Written task
Scan the data below for the string "Boost". Copy every line where it appears.

Data items:
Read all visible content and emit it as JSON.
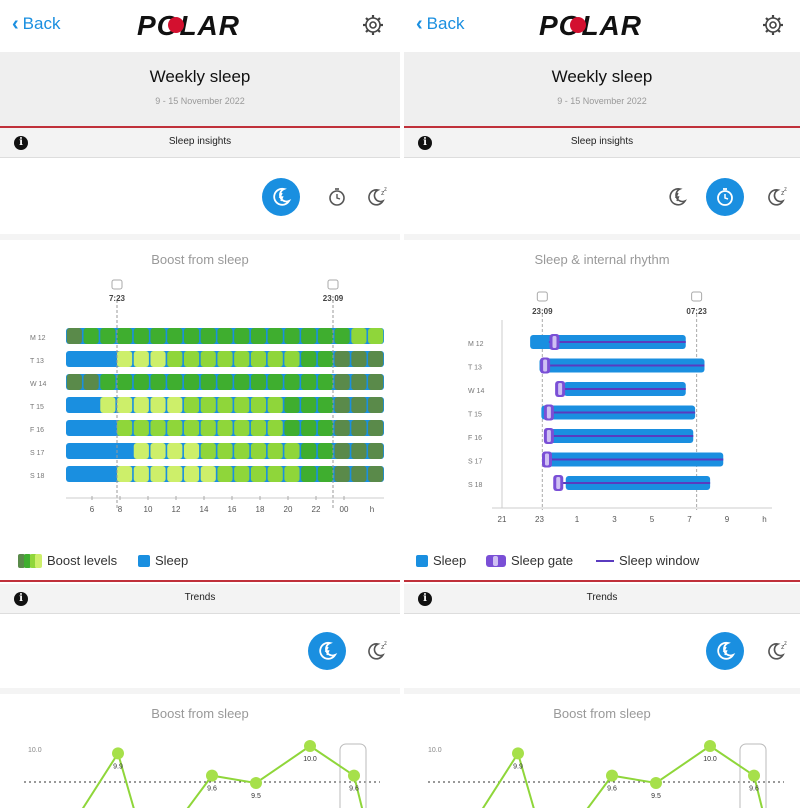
{
  "screens": [
    {
      "nav": {
        "back_label": "Back",
        "logo": "POLAR"
      },
      "header": {
        "title": "Weekly sleep",
        "date": "9 - 15 November 2022"
      },
      "insights_bar": {
        "label": "Sleep insights"
      },
      "chart_title": "Boost from sleep",
      "chart_data": {
        "type": "heatmap",
        "title": "Boost from sleep",
        "rows": [
          "M 12",
          "T 13",
          "W 14",
          "T 15",
          "F 16",
          "S 17",
          "S 18"
        ],
        "x_ticks": [
          "6",
          "8",
          "10",
          "12",
          "14",
          "16",
          "18",
          "20",
          "22",
          "00",
          "h"
        ],
        "markers": [
          {
            "label": "7:23",
            "icon": "wake-icon"
          },
          {
            "label": "23:09",
            "icon": "bedtime-icon"
          }
        ],
        "levels": [
          [
            1,
            2,
            2,
            2,
            2,
            2,
            2,
            2,
            2,
            2,
            2,
            2,
            2,
            2,
            2,
            2,
            2,
            3,
            3
          ],
          [
            0,
            0,
            0,
            4,
            4,
            4,
            3,
            3,
            3,
            3,
            3,
            3,
            3,
            3,
            2,
            2,
            1,
            1,
            1
          ],
          [
            1,
            1,
            2,
            2,
            2,
            2,
            2,
            2,
            2,
            2,
            2,
            2,
            2,
            2,
            2,
            2,
            1,
            1,
            1
          ],
          [
            0,
            0,
            4,
            4,
            4,
            4,
            4,
            3,
            3,
            3,
            3,
            3,
            3,
            2,
            2,
            2,
            1,
            1,
            1
          ],
          [
            0,
            0,
            0,
            3,
            3,
            3,
            3,
            3,
            3,
            3,
            3,
            3,
            3,
            2,
            2,
            2,
            1,
            1,
            1
          ],
          [
            0,
            0,
            0,
            0,
            4,
            4,
            4,
            4,
            3,
            3,
            3,
            3,
            3,
            3,
            2,
            2,
            1,
            1,
            1
          ],
          [
            0,
            0,
            0,
            4,
            4,
            4,
            4,
            4,
            4,
            3,
            3,
            3,
            3,
            3,
            2,
            2,
            1,
            1,
            1
          ]
        ],
        "level_colors": [
          "#1a8fe0",
          "#5a8a4a",
          "#3fae2f",
          "#8fd63a",
          "#cdef6a"
        ]
      },
      "legend": [
        {
          "label": "Boost levels"
        },
        {
          "label": "Sleep"
        }
      ],
      "trends_bar": {
        "label": "Trends"
      },
      "trend_title": "Boost from sleep",
      "trend_chart": {
        "type": "line",
        "y_ticks": [
          "10.0"
        ],
        "points": [
          {
            "label": "9.9",
            "value": 9.9
          },
          {
            "label": "9.6",
            "value": 9.6
          },
          {
            "label": "9.5",
            "value": 9.5
          },
          {
            "label": "10.0",
            "value": 10.0
          },
          {
            "label": "9.6",
            "value": 9.6
          }
        ]
      }
    },
    {
      "nav": {
        "back_label": "Back",
        "logo": "POLAR"
      },
      "header": {
        "title": "Weekly sleep",
        "date": "9 - 15 November 2022"
      },
      "insights_bar": {
        "label": "Sleep insights"
      },
      "chart_title": "Sleep & internal rhythm",
      "chart_data": {
        "type": "bar",
        "title": "Sleep & internal rhythm",
        "rows": [
          "M 12",
          "T 13",
          "W 14",
          "T 15",
          "F 16",
          "S 17",
          "S 18"
        ],
        "x_ticks": [
          "21",
          "23",
          "1",
          "3",
          "5",
          "7",
          "9",
          "h"
        ],
        "markers": [
          {
            "label": "23:09",
            "icon": "bedtime-icon"
          },
          {
            "label": "07:23",
            "icon": "wake-icon"
          }
        ],
        "sleep_start": [
          22.5,
          23.0,
          0.3,
          23.1,
          23.3,
          23.4,
          0.4
        ],
        "sleep_end": [
          6.8,
          7.8,
          6.8,
          7.3,
          7.2,
          8.8,
          8.1
        ],
        "gate": [
          23.8,
          23.3,
          0.1,
          23.5,
          23.5,
          23.4,
          0.0
        ],
        "window_start": [
          23.5,
          23.1,
          0.1,
          23.3,
          23.3,
          23.3,
          0.0
        ]
      },
      "legend": [
        {
          "label": "Sleep"
        },
        {
          "label": "Sleep gate"
        },
        {
          "label": "Sleep window"
        }
      ],
      "trends_bar": {
        "label": "Trends"
      },
      "trend_title": "Boost from sleep",
      "trend_chart": {
        "type": "line",
        "y_ticks": [
          "10.0"
        ],
        "points": [
          {
            "label": "9.9",
            "value": 9.9
          },
          {
            "label": "9.6",
            "value": 9.6
          },
          {
            "label": "9.5",
            "value": 9.5
          },
          {
            "label": "10.0",
            "value": 10.0
          },
          {
            "label": "9.6",
            "value": 9.6
          }
        ]
      }
    }
  ]
}
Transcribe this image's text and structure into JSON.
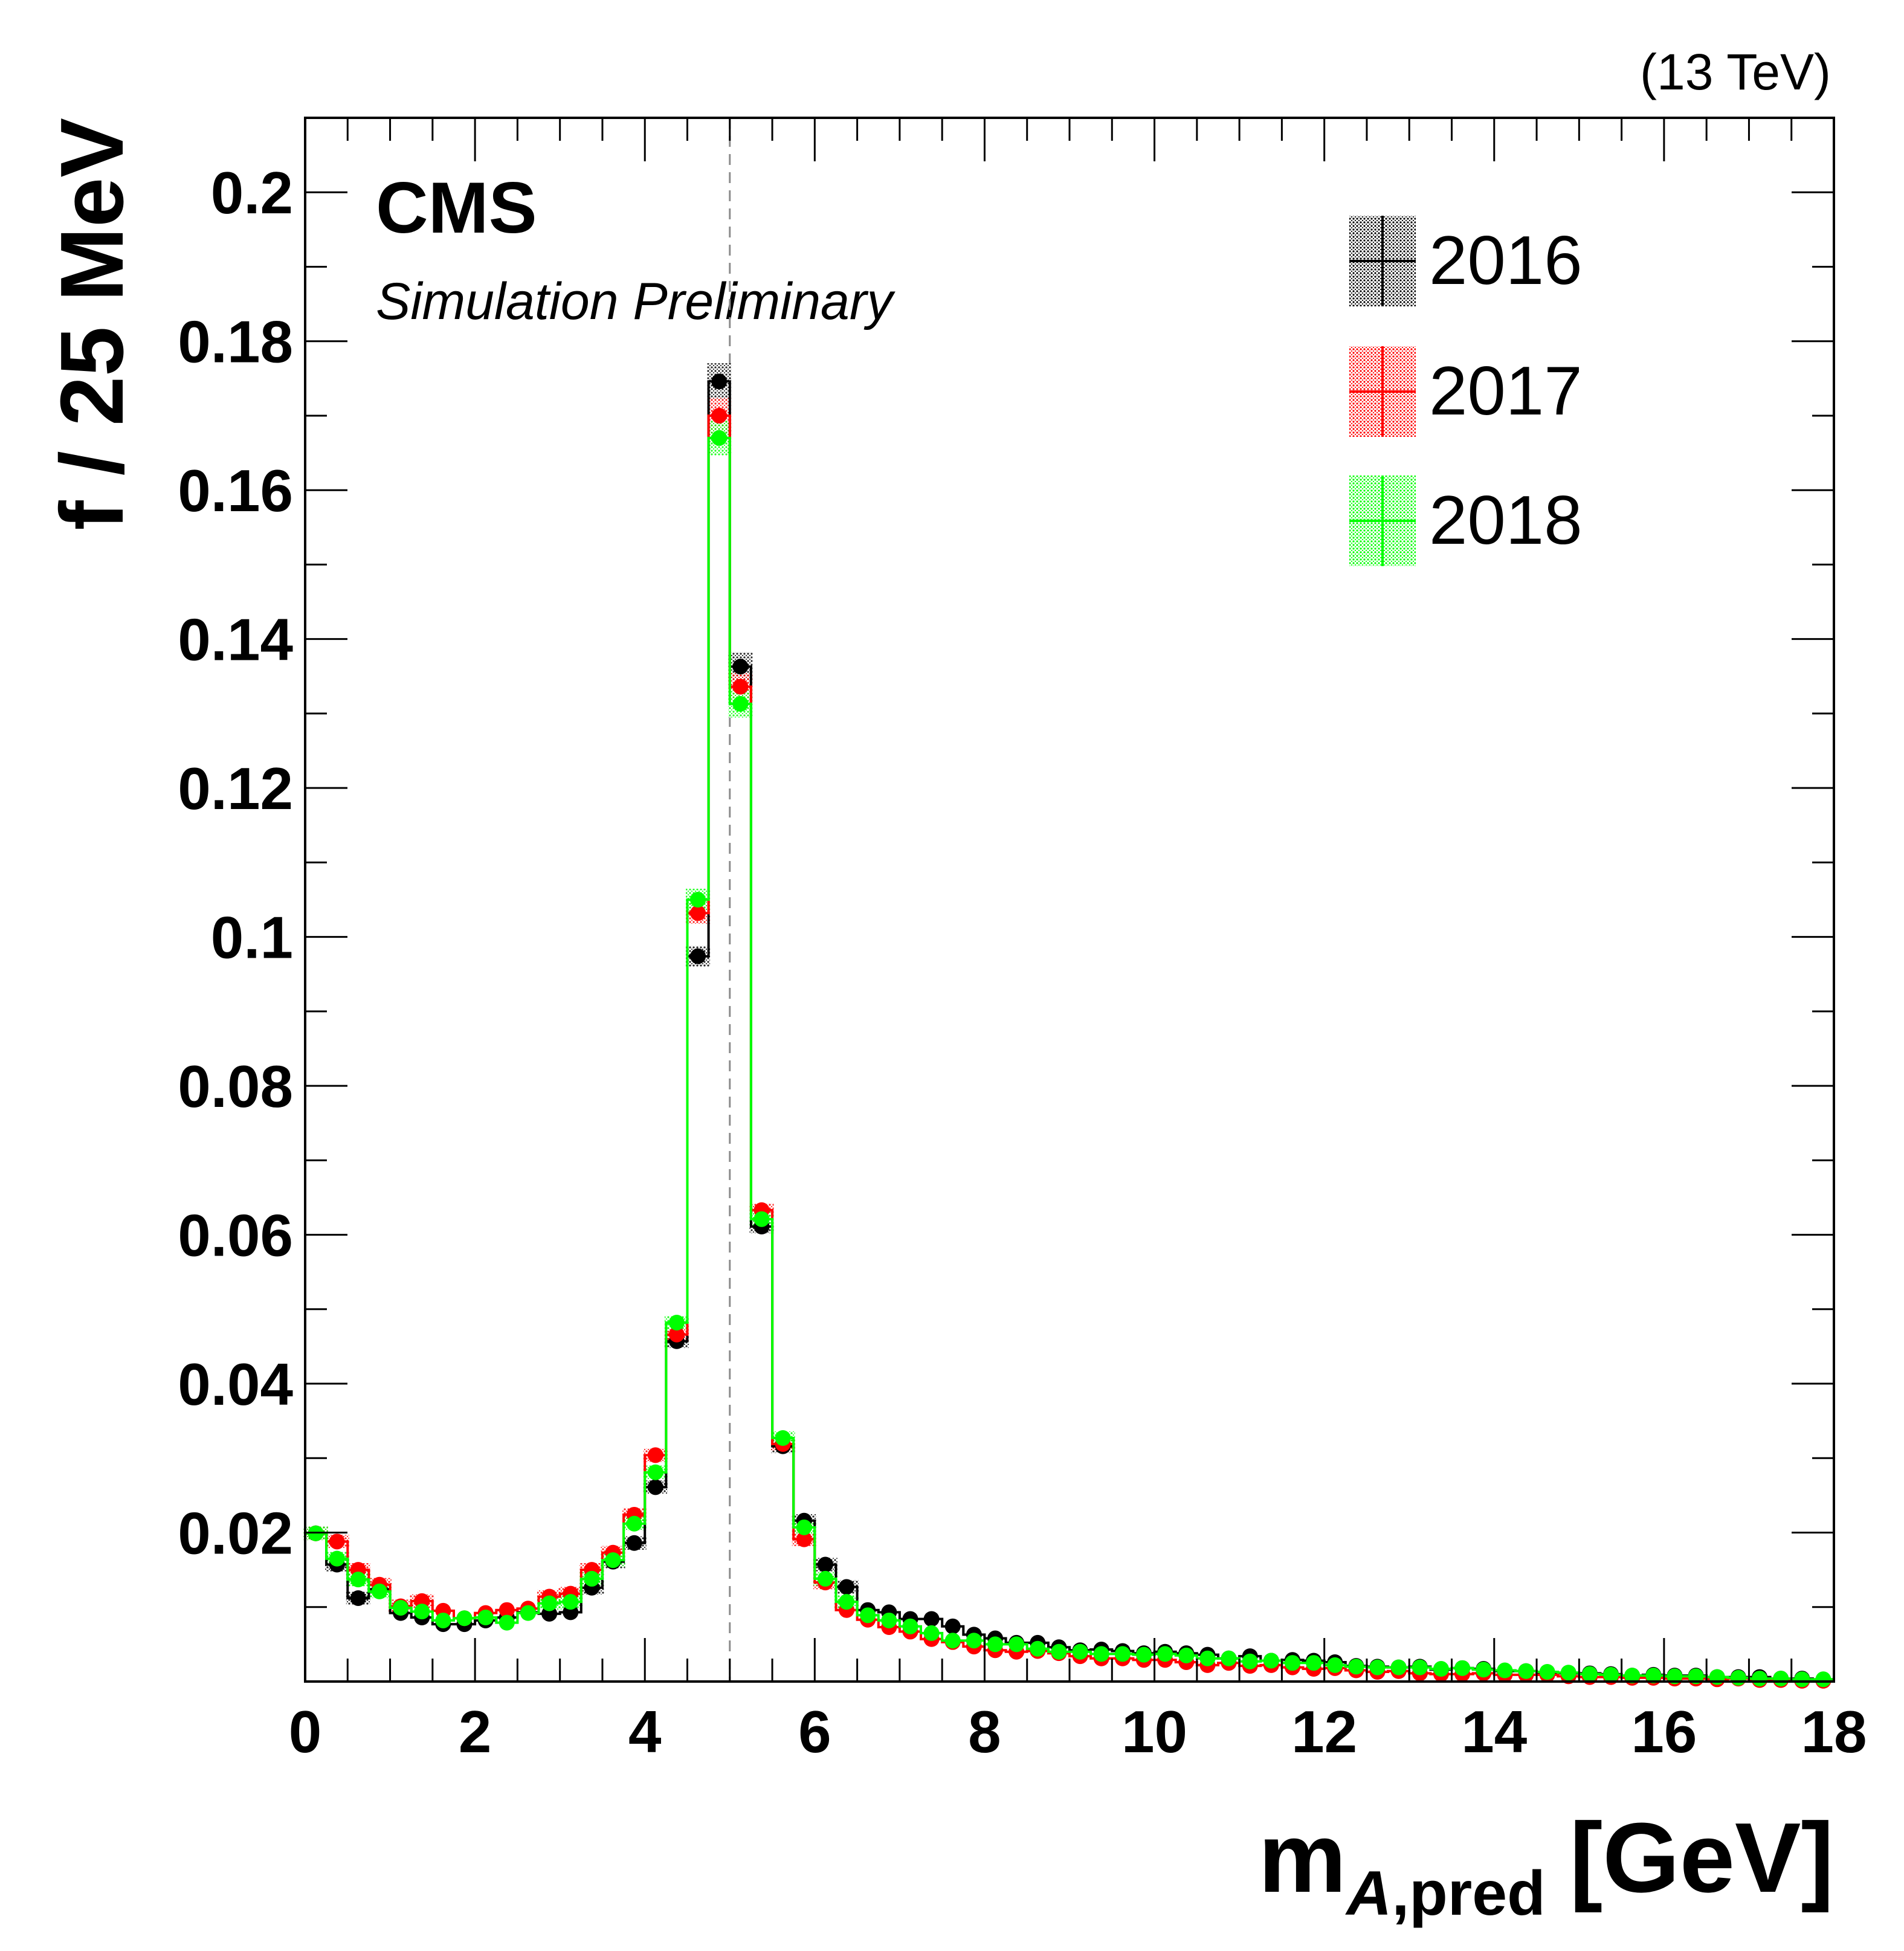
{
  "header": {
    "energy": "(13 TeV)",
    "experiment": "CMS",
    "status": "Simulation Preliminary"
  },
  "chart_data": {
    "type": "scatter",
    "title": "",
    "xlabel_main": "m",
    "xlabel_sub": "A,pred",
    "xlabel_unit": "[GeV]",
    "ylabel": "f / 25 MeV",
    "xlim": [
      0,
      18
    ],
    "ylim": [
      0,
      0.21
    ],
    "xticks": [
      0,
      2,
      4,
      6,
      8,
      10,
      12,
      14,
      16,
      18
    ],
    "xtick_labels": [
      "0",
      "2",
      "4",
      "6",
      "8",
      "10",
      "12",
      "14",
      "16",
      "18"
    ],
    "yticks": [
      0.02,
      0.04,
      0.06,
      0.08,
      0.1,
      0.12,
      0.14,
      0.16,
      0.18,
      0.2
    ],
    "ytick_labels": [
      "0.02",
      "0.04",
      "0.06",
      "0.08",
      "0.1",
      "0.12",
      "0.14",
      "0.16",
      "0.18",
      "0.2"
    ],
    "reference_line_x": 5.0,
    "legend_position": "top-right",
    "bin_width": 0.25,
    "x": [
      0.125,
      0.375,
      0.625,
      0.875,
      1.125,
      1.375,
      1.625,
      1.875,
      2.125,
      2.375,
      2.625,
      2.875,
      3.125,
      3.375,
      3.625,
      3.875,
      4.125,
      4.375,
      4.625,
      4.875,
      5.125,
      5.375,
      5.625,
      5.875,
      6.125,
      6.375,
      6.625,
      6.875,
      7.125,
      7.375,
      7.625,
      7.875,
      8.125,
      8.375,
      8.625,
      8.875,
      9.125,
      9.375,
      9.625,
      9.875,
      10.125,
      10.375,
      10.625,
      10.875,
      11.125,
      11.375,
      11.625,
      11.875,
      12.125,
      12.375,
      12.625,
      12.875,
      13.125,
      13.375,
      13.625,
      13.875,
      14.125,
      14.375,
      14.625,
      14.875,
      15.125,
      15.375,
      15.625,
      15.875,
      16.125,
      16.375,
      16.625,
      16.875,
      17.125,
      17.375,
      17.625,
      17.875
    ],
    "series": [
      {
        "name": "2016",
        "color": "#000000",
        "values": [
          0.0199,
          0.0157,
          0.0112,
          0.0124,
          0.0092,
          0.0086,
          0.0077,
          0.0077,
          0.0082,
          0.0086,
          0.0093,
          0.0091,
          0.0093,
          0.0126,
          0.0161,
          0.0186,
          0.0261,
          0.0457,
          0.0974,
          0.1746,
          0.1363,
          0.0611,
          0.0316,
          0.0216,
          0.0157,
          0.0127,
          0.0096,
          0.0093,
          0.0084,
          0.0084,
          0.0074,
          0.0063,
          0.0058,
          0.0052,
          0.0052,
          0.0046,
          0.0042,
          0.0043,
          0.0041,
          0.0038,
          0.004,
          0.0038,
          0.0036,
          0.0031,
          0.0034,
          0.0028,
          0.0029,
          0.0028,
          0.0026,
          0.0021,
          0.002,
          0.0019,
          0.002,
          0.0016,
          0.0018,
          0.0017,
          0.0014,
          0.0014,
          0.0012,
          0.0011,
          0.0011,
          0.001,
          0.0008,
          0.0009,
          0.0008,
          0.0008,
          0.0006,
          0.0006,
          0.0006,
          0.0004,
          0.0004,
          0.0002
        ]
      },
      {
        "name": "2017",
        "color": "#ff0000",
        "values": [
          0.0199,
          0.0188,
          0.015,
          0.013,
          0.0101,
          0.0108,
          0.0095,
          0.0085,
          0.0092,
          0.0096,
          0.0098,
          0.0114,
          0.0118,
          0.015,
          0.0173,
          0.0224,
          0.0304,
          0.0466,
          0.1032,
          0.17,
          0.1336,
          0.0633,
          0.0319,
          0.0191,
          0.0133,
          0.0096,
          0.0083,
          0.0073,
          0.0067,
          0.0057,
          0.0053,
          0.0047,
          0.0042,
          0.004,
          0.0041,
          0.0038,
          0.0034,
          0.0031,
          0.0031,
          0.0029,
          0.0029,
          0.0026,
          0.0022,
          0.0025,
          0.0021,
          0.0022,
          0.0019,
          0.0017,
          0.0018,
          0.0015,
          0.0013,
          0.0014,
          0.0011,
          0.001,
          0.001,
          0.0011,
          0.0009,
          0.0009,
          0.0009,
          0.0007,
          0.0006,
          0.0006,
          0.0005,
          0.0005,
          0.0004,
          0.0004,
          0.0003,
          0.0004,
          0.0002,
          0.0002,
          0.0001,
          0.0001
        ]
      },
      {
        "name": "2018",
        "color": "#00ff00",
        "values": [
          0.0199,
          0.0165,
          0.0137,
          0.0121,
          0.0099,
          0.0094,
          0.0082,
          0.0085,
          0.0086,
          0.0079,
          0.0092,
          0.0105,
          0.0107,
          0.0138,
          0.0163,
          0.0212,
          0.0281,
          0.0482,
          0.105,
          0.167,
          0.1313,
          0.0621,
          0.0327,
          0.0207,
          0.0138,
          0.0107,
          0.0089,
          0.0082,
          0.0074,
          0.0065,
          0.0055,
          0.0055,
          0.005,
          0.005,
          0.0044,
          0.004,
          0.004,
          0.0037,
          0.0037,
          0.0036,
          0.0037,
          0.0035,
          0.0031,
          0.0031,
          0.0027,
          0.0028,
          0.0025,
          0.0025,
          0.0022,
          0.002,
          0.0019,
          0.0019,
          0.0019,
          0.0017,
          0.0018,
          0.0016,
          0.0015,
          0.0014,
          0.0013,
          0.0012,
          0.001,
          0.0009,
          0.0008,
          0.0008,
          0.0007,
          0.0007,
          0.0006,
          0.0005,
          0.0004,
          0.0004,
          0.0003,
          0.0003
        ]
      }
    ]
  }
}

Exercise answer
      "chart_title": "Boost from sleep",
        "title": "Boost from sleep",
          "label": "Boost levels"
      "trend_title": "Boost from sleep",
      "trend_title": "Boost from sleep",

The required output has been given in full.